■ **WRITTEN EXERCISE**
Transcribe every entry below word for word, but skip the pictures.

— start —

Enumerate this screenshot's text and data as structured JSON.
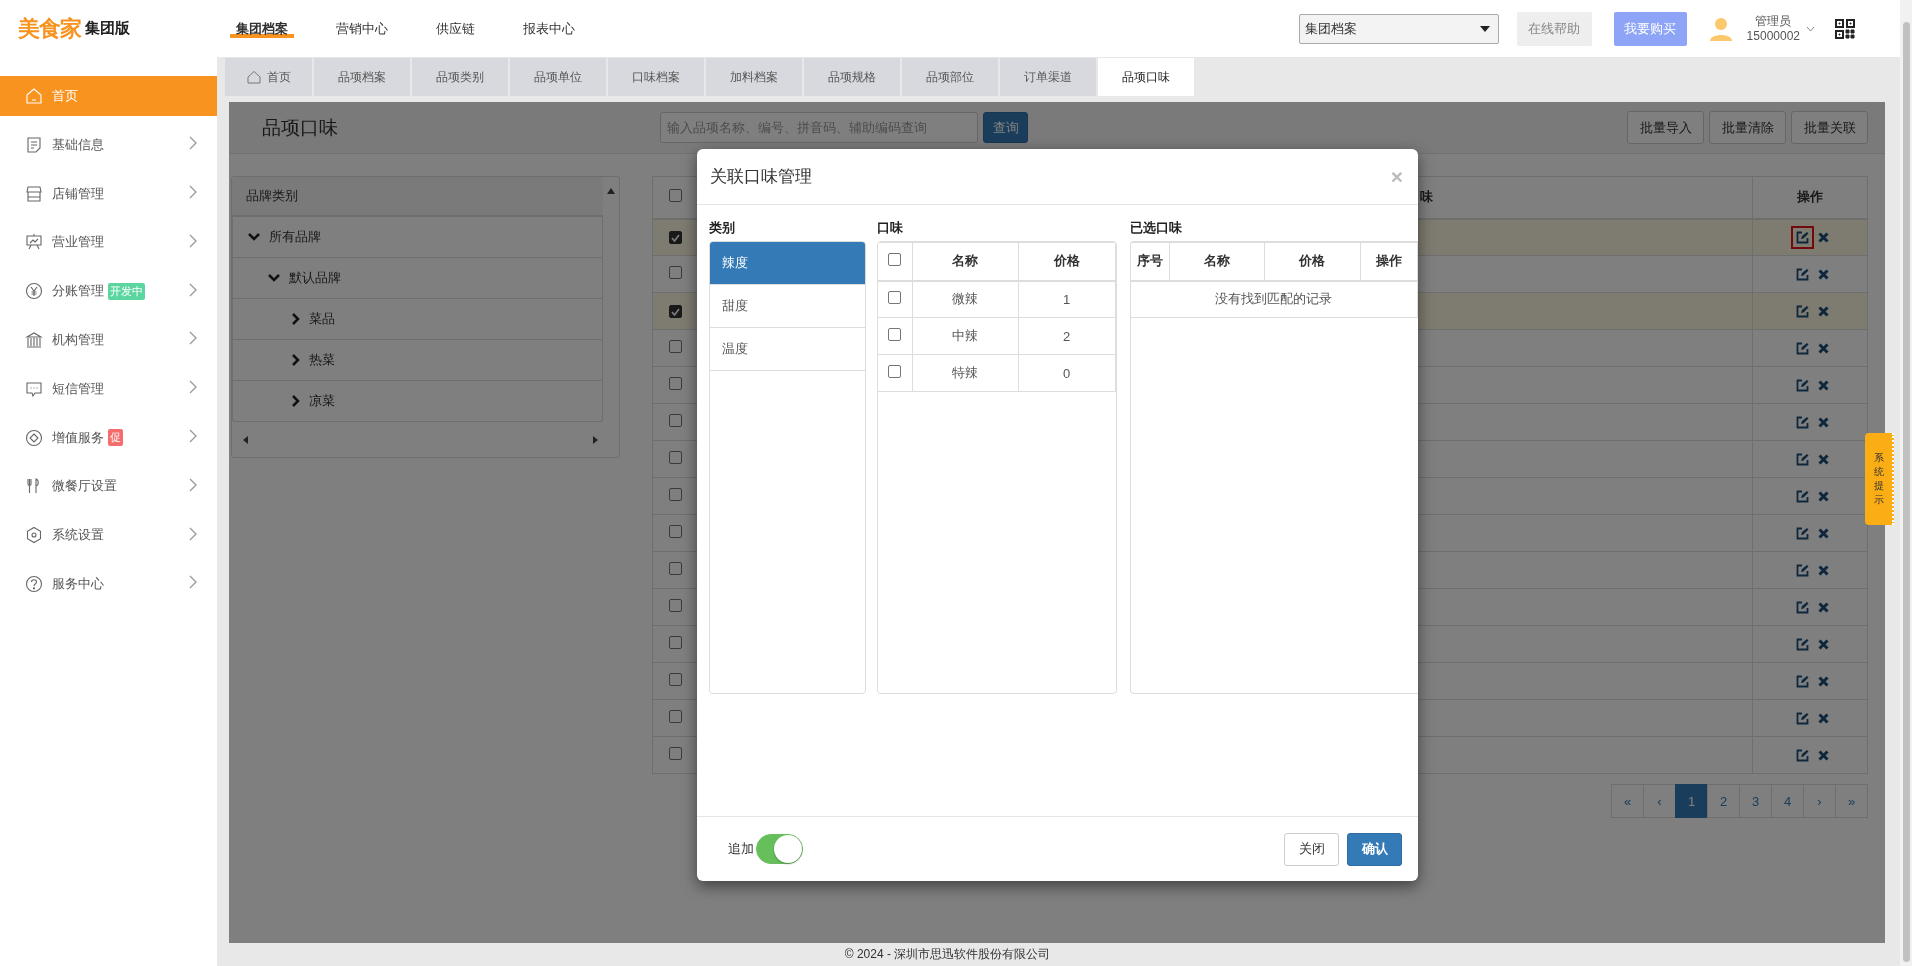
{
  "header": {
    "logo": "美食家",
    "edition": "集团版",
    "nav": [
      {
        "label": "集团档案",
        "selected": true
      },
      {
        "label": "营销中心",
        "selected": false
      },
      {
        "label": "供应链",
        "selected": false
      },
      {
        "label": "报表中心",
        "selected": false
      }
    ],
    "org_select": "集团档案",
    "help_button": "在线帮助",
    "buy_button": "我要购买",
    "user": {
      "name": "管理员",
      "id": "15000002"
    }
  },
  "sidebar": {
    "items": [
      {
        "label": "首页",
        "selected": true,
        "expandable": false
      },
      {
        "label": "基础信息",
        "selected": false,
        "expandable": true
      },
      {
        "label": "店铺管理",
        "selected": false,
        "expandable": true
      },
      {
        "label": "营业管理",
        "selected": false,
        "expandable": true
      },
      {
        "label": "分账管理",
        "selected": false,
        "expandable": true,
        "badge": {
          "text": "开发中",
          "color": "#5cd6a0"
        }
      },
      {
        "label": "机构管理",
        "selected": false,
        "expandable": true
      },
      {
        "label": "短信管理",
        "selected": false,
        "expandable": true
      },
      {
        "label": "增值服务",
        "selected": false,
        "expandable": true,
        "badge": {
          "text": "促",
          "color": "#f56c6c"
        }
      },
      {
        "label": "微餐厅设置",
        "selected": false,
        "expandable": true
      },
      {
        "label": "系统设置",
        "selected": false,
        "expandable": true
      },
      {
        "label": "服务中心",
        "selected": false,
        "expandable": true
      }
    ]
  },
  "tabs": [
    {
      "label": "首页",
      "selected": false
    },
    {
      "label": "品项档案",
      "selected": false
    },
    {
      "label": "品项类别",
      "selected": false
    },
    {
      "label": "品项单位",
      "selected": false
    },
    {
      "label": "口味档案",
      "selected": false
    },
    {
      "label": "加料档案",
      "selected": false
    },
    {
      "label": "品项规格",
      "selected": false
    },
    {
      "label": "品项部位",
      "selected": false
    },
    {
      "label": "订单渠道",
      "selected": false
    },
    {
      "label": "品项口味",
      "selected": true
    }
  ],
  "page": {
    "title": "品项口味",
    "search": {
      "placeholder": "输入品项名称、编号、拼音码、辅助编码查询"
    },
    "search_button": "查询",
    "actions": [
      "批量导入",
      "批量清除",
      "批量关联"
    ],
    "tree": {
      "header": "品牌类别",
      "nodes": [
        {
          "label": "所有品牌",
          "expanded": true,
          "children": [
            {
              "label": "默认品牌",
              "expanded": true,
              "children": [
                {
                  "label": "菜品",
                  "expanded": false
                },
                {
                  "label": "热菜",
                  "expanded": false
                },
                {
                  "label": "凉菜",
                  "expanded": false
                }
              ]
            }
          ]
        }
      ]
    },
    "table": {
      "header_checked": false,
      "columns": {
        "column_3": "味",
        "actions": "操作"
      },
      "rows": [
        {
          "checked": true,
          "annotated": true
        },
        {
          "checked": false,
          "annotated": false
        },
        {
          "checked": true,
          "annotated": false
        },
        {
          "checked": false,
          "annotated": false
        },
        {
          "checked": false,
          "annotated": false
        },
        {
          "checked": false,
          "annotated": false
        },
        {
          "checked": false,
          "annotated": false
        },
        {
          "checked": false,
          "annotated": false
        },
        {
          "checked": false,
          "annotated": false
        },
        {
          "checked": false,
          "annotated": false
        },
        {
          "checked": false,
          "annotated": false
        },
        {
          "checked": false,
          "annotated": false
        },
        {
          "checked": false,
          "annotated": false
        },
        {
          "checked": false,
          "annotated": false
        },
        {
          "checked": false,
          "annotated": false
        }
      ]
    },
    "pagination": {
      "first": "«",
      "prev": "‹",
      "pages": [
        {
          "label": "1",
          "selected": true
        },
        {
          "label": "2",
          "selected": false
        },
        {
          "label": "3",
          "selected": false
        },
        {
          "label": "4",
          "selected": false
        }
      ],
      "next": "›",
      "last": "»"
    }
  },
  "modal": {
    "title": "关联口味管理",
    "close": "×",
    "category_heading": "类别",
    "categories": [
      {
        "label": "辣度",
        "selected": true
      },
      {
        "label": "甜度",
        "selected": false
      },
      {
        "label": "温度",
        "selected": false
      }
    ],
    "flavor_heading": "口味",
    "all_checked": false,
    "flavor_columns": [
      "名称",
      "价格"
    ],
    "flavors": [
      {
        "name": "微辣",
        "price": "1",
        "checked": false
      },
      {
        "name": "中辣",
        "price": "2",
        "checked": false
      },
      {
        "name": "特辣",
        "price": "0",
        "checked": false
      }
    ],
    "selected_heading": "已选口味",
    "selected_columns": [
      "序号",
      "名称",
      "价格",
      "操作"
    ],
    "empty_text": "没有找到匹配的记录",
    "append_label": "追加",
    "append_on": true,
    "close_button": "关闭",
    "confirm_button": "确认"
  },
  "system_tip": "系统提示",
  "footer": "© 2024 - 深圳市思迅软件股份有限公司"
}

— end —

■ **FINISHED EXERCISE**
Enumerate this screenshot's text and data as structured JSON.
{
  "header": {
    "logo": "美食家",
    "edition": "集团版",
    "nav": [
      {
        "label": "集团档案",
        "selected": true
      },
      {
        "label": "营销中心",
        "selected": false
      },
      {
        "label": "供应链",
        "selected": false
      },
      {
        "label": "报表中心",
        "selected": false
      }
    ],
    "org_select": "集团档案",
    "help_button": "在线帮助",
    "buy_button": "我要购买",
    "user": {
      "name": "管理员",
      "id": "15000002"
    }
  },
  "sidebar": {
    "items": [
      {
        "label": "首页",
        "selected": true,
        "expandable": false
      },
      {
        "label": "基础信息",
        "selected": false,
        "expandable": true
      },
      {
        "label": "店铺管理",
        "selected": false,
        "expandable": true
      },
      {
        "label": "营业管理",
        "selected": false,
        "expandable": true
      },
      {
        "label": "分账管理",
        "selected": false,
        "expandable": true,
        "badge": {
          "text": "开发中",
          "color": "#5cd6a0"
        }
      },
      {
        "label": "机构管理",
        "selected": false,
        "expandable": true
      },
      {
        "label": "短信管理",
        "selected": false,
        "expandable": true
      },
      {
        "label": "增值服务",
        "selected": false,
        "expandable": true,
        "badge": {
          "text": "促",
          "color": "#f56c6c"
        }
      },
      {
        "label": "微餐厅设置",
        "selected": false,
        "expandable": true
      },
      {
        "label": "系统设置",
        "selected": false,
        "expandable": true
      },
      {
        "label": "服务中心",
        "selected": false,
        "expandable": true
      }
    ]
  },
  "tabs": [
    {
      "label": "首页",
      "selected": false
    },
    {
      "label": "品项档案",
      "selected": false
    },
    {
      "label": "品项类别",
      "selected": false
    },
    {
      "label": "品项单位",
      "selected": false
    },
    {
      "label": "口味档案",
      "selected": false
    },
    {
      "label": "加料档案",
      "selected": false
    },
    {
      "label": "品项规格",
      "selected": false
    },
    {
      "label": "品项部位",
      "selected": false
    },
    {
      "label": "订单渠道",
      "selected": false
    },
    {
      "label": "品项口味",
      "selected": true
    }
  ],
  "page": {
    "title": "品项口味",
    "search": {
      "placeholder": "输入品项名称、编号、拼音码、辅助编码查询"
    },
    "search_button": "查询",
    "actions": [
      "批量导入",
      "批量清除",
      "批量关联"
    ],
    "tree": {
      "header": "品牌类别",
      "nodes": [
        {
          "label": "所有品牌",
          "expanded": true,
          "children": [
            {
              "label": "默认品牌",
              "expanded": true,
              "children": [
                {
                  "label": "菜品",
                  "expanded": false
                },
                {
                  "label": "热菜",
                  "expanded": false
                },
                {
                  "label": "凉菜",
                  "expanded": false
                }
              ]
            }
          ]
        }
      ]
    },
    "table": {
      "header_checked": false,
      "columns": {
        "column_3": "味",
        "actions": "操作"
      },
      "rows": [
        {
          "checked": true,
          "annotated": true
        },
        {
          "checked": false,
          "annotated": false
        },
        {
          "checked": true,
          "annotated": false
        },
        {
          "checked": false,
          "annotated": false
        },
        {
          "checked": false,
          "annotated": false
        },
        {
          "checked": false,
          "annotated": false
        },
        {
          "checked": false,
          "annotated": false
        },
        {
          "checked": false,
          "annotated": false
        },
        {
          "checked": false,
          "annotated": false
        },
        {
          "checked": false,
          "annotated": false
        },
        {
          "checked": false,
          "annotated": false
        },
        {
          "checked": false,
          "annotated": false
        },
        {
          "checked": false,
          "annotated": false
        },
        {
          "checked": false,
          "annotated": false
        },
        {
          "checked": false,
          "annotated": false
        }
      ]
    },
    "pagination": {
      "first": "«",
      "prev": "‹",
      "pages": [
        {
          "label": "1",
          "selected": true
        },
        {
          "label": "2",
          "selected": false
        },
        {
          "label": "3",
          "selected": false
        },
        {
          "label": "4",
          "selected": false
        }
      ],
      "next": "›",
      "last": "»"
    }
  },
  "modal": {
    "title": "关联口味管理",
    "close": "×",
    "category_heading": "类别",
    "categories": [
      {
        "label": "辣度",
        "selected": true
      },
      {
        "label": "甜度",
        "selected": false
      },
      {
        "label": "温度",
        "selected": false
      }
    ],
    "flavor_heading": "口味",
    "all_checked": false,
    "flavor_columns": [
      "名称",
      "价格"
    ],
    "flavors": [
      {
        "name": "微辣",
        "price": "1",
        "checked": false
      },
      {
        "name": "中辣",
        "price": "2",
        "checked": false
      },
      {
        "name": "特辣",
        "price": "0",
        "checked": false
      }
    ],
    "selected_heading": "已选口味",
    "selected_columns": [
      "序号",
      "名称",
      "价格",
      "操作"
    ],
    "empty_text": "没有找到匹配的记录",
    "append_label": "追加",
    "append_on": true,
    "close_button": "关闭",
    "confirm_button": "确认"
  },
  "system_tip": "系统提示",
  "footer": "© 2024 - 深圳市思迅软件股份有限公司"
}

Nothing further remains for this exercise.